§ **AIM OF THE EXERCISE**
Restate each of the lines given below, word for word.

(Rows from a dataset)
:::

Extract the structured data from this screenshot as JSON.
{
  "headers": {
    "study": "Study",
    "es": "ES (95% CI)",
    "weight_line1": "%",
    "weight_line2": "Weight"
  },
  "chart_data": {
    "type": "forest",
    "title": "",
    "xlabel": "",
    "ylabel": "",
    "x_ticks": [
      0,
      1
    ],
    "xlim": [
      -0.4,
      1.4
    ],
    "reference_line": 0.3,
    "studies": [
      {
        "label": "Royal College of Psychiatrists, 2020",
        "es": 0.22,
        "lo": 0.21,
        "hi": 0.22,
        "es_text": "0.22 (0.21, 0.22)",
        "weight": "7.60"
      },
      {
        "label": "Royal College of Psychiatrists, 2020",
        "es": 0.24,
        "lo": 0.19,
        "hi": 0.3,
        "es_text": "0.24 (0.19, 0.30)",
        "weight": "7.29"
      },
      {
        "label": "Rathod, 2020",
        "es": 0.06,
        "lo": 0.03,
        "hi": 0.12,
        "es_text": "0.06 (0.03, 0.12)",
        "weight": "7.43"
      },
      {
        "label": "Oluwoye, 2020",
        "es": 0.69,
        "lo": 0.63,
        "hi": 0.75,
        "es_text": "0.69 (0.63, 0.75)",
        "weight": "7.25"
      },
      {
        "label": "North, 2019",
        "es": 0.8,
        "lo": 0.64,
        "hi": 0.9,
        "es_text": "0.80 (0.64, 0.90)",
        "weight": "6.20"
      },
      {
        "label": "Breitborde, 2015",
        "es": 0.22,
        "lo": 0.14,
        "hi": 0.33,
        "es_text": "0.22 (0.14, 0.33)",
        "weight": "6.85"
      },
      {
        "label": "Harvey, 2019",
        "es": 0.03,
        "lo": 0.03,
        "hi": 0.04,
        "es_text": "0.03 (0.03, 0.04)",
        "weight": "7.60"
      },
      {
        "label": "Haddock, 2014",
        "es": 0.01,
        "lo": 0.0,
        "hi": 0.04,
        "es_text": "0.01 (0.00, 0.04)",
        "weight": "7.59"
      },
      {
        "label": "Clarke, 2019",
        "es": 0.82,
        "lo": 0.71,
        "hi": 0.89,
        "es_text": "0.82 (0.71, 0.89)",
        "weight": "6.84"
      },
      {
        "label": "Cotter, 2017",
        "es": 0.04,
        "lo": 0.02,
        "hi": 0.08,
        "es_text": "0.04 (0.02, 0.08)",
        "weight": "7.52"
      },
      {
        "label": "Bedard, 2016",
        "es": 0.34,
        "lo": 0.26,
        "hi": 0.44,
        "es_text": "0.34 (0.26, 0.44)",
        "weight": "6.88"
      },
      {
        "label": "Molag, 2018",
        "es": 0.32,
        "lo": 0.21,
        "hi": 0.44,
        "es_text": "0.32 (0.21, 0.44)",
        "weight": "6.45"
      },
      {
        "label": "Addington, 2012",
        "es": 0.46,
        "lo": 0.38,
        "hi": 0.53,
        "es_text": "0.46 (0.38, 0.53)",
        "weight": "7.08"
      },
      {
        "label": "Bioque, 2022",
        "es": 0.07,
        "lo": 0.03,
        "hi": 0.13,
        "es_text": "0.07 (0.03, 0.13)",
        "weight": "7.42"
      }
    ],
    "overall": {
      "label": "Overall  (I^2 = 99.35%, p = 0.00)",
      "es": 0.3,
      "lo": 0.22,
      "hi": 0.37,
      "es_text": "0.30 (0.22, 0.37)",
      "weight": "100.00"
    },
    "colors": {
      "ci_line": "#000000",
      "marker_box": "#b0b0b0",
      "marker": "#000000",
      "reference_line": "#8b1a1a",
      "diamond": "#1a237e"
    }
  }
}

:::

§ **FINAL RESULT**
Extract the structured data from this screenshot as JSON.
{
  "headers": {
    "study": "Study",
    "es": "ES (95% CI)",
    "weight_line1": "%",
    "weight_line2": "Weight"
  },
  "chart_data": {
    "type": "forest",
    "title": "",
    "xlabel": "",
    "ylabel": "",
    "x_ticks": [
      0,
      1
    ],
    "xlim": [
      -0.4,
      1.4
    ],
    "reference_line": 0.3,
    "studies": [
      {
        "label": "Royal College of Psychiatrists, 2020",
        "es": 0.22,
        "lo": 0.21,
        "hi": 0.22,
        "es_text": "0.22 (0.21, 0.22)",
        "weight": "7.60"
      },
      {
        "label": "Royal College of Psychiatrists, 2020",
        "es": 0.24,
        "lo": 0.19,
        "hi": 0.3,
        "es_text": "0.24 (0.19, 0.30)",
        "weight": "7.29"
      },
      {
        "label": "Rathod, 2020",
        "es": 0.06,
        "lo": 0.03,
        "hi": 0.12,
        "es_text": "0.06 (0.03, 0.12)",
        "weight": "7.43"
      },
      {
        "label": "Oluwoye, 2020",
        "es": 0.69,
        "lo": 0.63,
        "hi": 0.75,
        "es_text": "0.69 (0.63, 0.75)",
        "weight": "7.25"
      },
      {
        "label": "North, 2019",
        "es": 0.8,
        "lo": 0.64,
        "hi": 0.9,
        "es_text": "0.80 (0.64, 0.90)",
        "weight": "6.20"
      },
      {
        "label": "Breitborde, 2015",
        "es": 0.22,
        "lo": 0.14,
        "hi": 0.33,
        "es_text": "0.22 (0.14, 0.33)",
        "weight": "6.85"
      },
      {
        "label": "Harvey, 2019",
        "es": 0.03,
        "lo": 0.03,
        "hi": 0.04,
        "es_text": "0.03 (0.03, 0.04)",
        "weight": "7.60"
      },
      {
        "label": "Haddock, 2014",
        "es": 0.01,
        "lo": 0.0,
        "hi": 0.04,
        "es_text": "0.01 (0.00, 0.04)",
        "weight": "7.59"
      },
      {
        "label": "Clarke, 2019",
        "es": 0.82,
        "lo": 0.71,
        "hi": 0.89,
        "es_text": "0.82 (0.71, 0.89)",
        "weight": "6.84"
      },
      {
        "label": "Cotter, 2017",
        "es": 0.04,
        "lo": 0.02,
        "hi": 0.08,
        "es_text": "0.04 (0.02, 0.08)",
        "weight": "7.52"
      },
      {
        "label": "Bedard, 2016",
        "es": 0.34,
        "lo": 0.26,
        "hi": 0.44,
        "es_text": "0.34 (0.26, 0.44)",
        "weight": "6.88"
      },
      {
        "label": "Molag, 2018",
        "es": 0.32,
        "lo": 0.21,
        "hi": 0.44,
        "es_text": "0.32 (0.21, 0.44)",
        "weight": "6.45"
      },
      {
        "label": "Addington, 2012",
        "es": 0.46,
        "lo": 0.38,
        "hi": 0.53,
        "es_text": "0.46 (0.38, 0.53)",
        "weight": "7.08"
      },
      {
        "label": "Bioque, 2022",
        "es": 0.07,
        "lo": 0.03,
        "hi": 0.13,
        "es_text": "0.07 (0.03, 0.13)",
        "weight": "7.42"
      }
    ],
    "overall": {
      "label": "Overall  (I^2 = 99.35%, p = 0.00)",
      "es": 0.3,
      "lo": 0.22,
      "hi": 0.37,
      "es_text": "0.30 (0.22, 0.37)",
      "weight": "100.00"
    },
    "colors": {
      "ci_line": "#000000",
      "marker_box": "#b0b0b0",
      "marker": "#000000",
      "reference_line": "#8b1a1a",
      "diamond": "#1a237e"
    }
  }
}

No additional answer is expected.